Exercise prompt: Copy every entry exactly.

Provided entries:
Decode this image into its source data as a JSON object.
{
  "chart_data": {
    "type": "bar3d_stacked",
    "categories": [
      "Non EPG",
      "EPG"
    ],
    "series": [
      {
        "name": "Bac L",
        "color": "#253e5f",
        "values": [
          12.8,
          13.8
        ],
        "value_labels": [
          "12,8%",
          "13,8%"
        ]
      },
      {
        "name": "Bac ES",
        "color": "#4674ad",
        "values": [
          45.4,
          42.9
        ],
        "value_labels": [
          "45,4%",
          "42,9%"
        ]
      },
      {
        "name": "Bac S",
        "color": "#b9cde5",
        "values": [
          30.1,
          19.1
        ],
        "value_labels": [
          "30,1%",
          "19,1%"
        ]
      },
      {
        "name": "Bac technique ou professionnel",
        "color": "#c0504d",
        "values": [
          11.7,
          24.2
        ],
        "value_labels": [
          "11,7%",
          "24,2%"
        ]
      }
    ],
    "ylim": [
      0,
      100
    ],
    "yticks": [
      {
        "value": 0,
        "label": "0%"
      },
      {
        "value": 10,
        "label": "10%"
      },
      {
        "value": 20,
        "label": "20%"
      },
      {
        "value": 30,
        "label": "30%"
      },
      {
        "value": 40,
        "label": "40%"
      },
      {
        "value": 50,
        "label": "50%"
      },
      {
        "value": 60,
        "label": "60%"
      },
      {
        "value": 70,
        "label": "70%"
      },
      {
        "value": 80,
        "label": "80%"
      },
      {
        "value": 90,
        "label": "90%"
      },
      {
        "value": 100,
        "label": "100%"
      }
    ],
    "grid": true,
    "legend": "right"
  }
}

In response:
Decode this image into its source data as a JSON object.
{
  "chart_data": {
    "type": "bar3d_stacked",
    "categories": [
      "Non EPG",
      "EPG"
    ],
    "series": [
      {
        "name": "Bac L",
        "color": "#253e5f",
        "values": [
          12.8,
          13.8
        ],
        "value_labels": [
          "12,8%",
          "13,8%"
        ]
      },
      {
        "name": "Bac ES",
        "color": "#4674ad",
        "values": [
          45.4,
          42.9
        ],
        "value_labels": [
          "45,4%",
          "42,9%"
        ]
      },
      {
        "name": "Bac S",
        "color": "#b9cde5",
        "values": [
          30.1,
          19.1
        ],
        "value_labels": [
          "30,1%",
          "19,1%"
        ]
      },
      {
        "name": "Bac technique ou professionnel",
        "color": "#c0504d",
        "values": [
          11.7,
          24.2
        ],
        "value_labels": [
          "11,7%",
          "24,2%"
        ]
      }
    ],
    "ylim": [
      0,
      100
    ],
    "yticks": [
      {
        "value": 0,
        "label": "0%"
      },
      {
        "value": 10,
        "label": "10%"
      },
      {
        "value": 20,
        "label": "20%"
      },
      {
        "value": 30,
        "label": "30%"
      },
      {
        "value": 40,
        "label": "40%"
      },
      {
        "value": 50,
        "label": "50%"
      },
      {
        "value": 60,
        "label": "60%"
      },
      {
        "value": 70,
        "label": "70%"
      },
      {
        "value": 80,
        "label": "80%"
      },
      {
        "value": 90,
        "label": "90%"
      },
      {
        "value": 100,
        "label": "100%"
      }
    ],
    "grid": true,
    "legend": "right"
  }
}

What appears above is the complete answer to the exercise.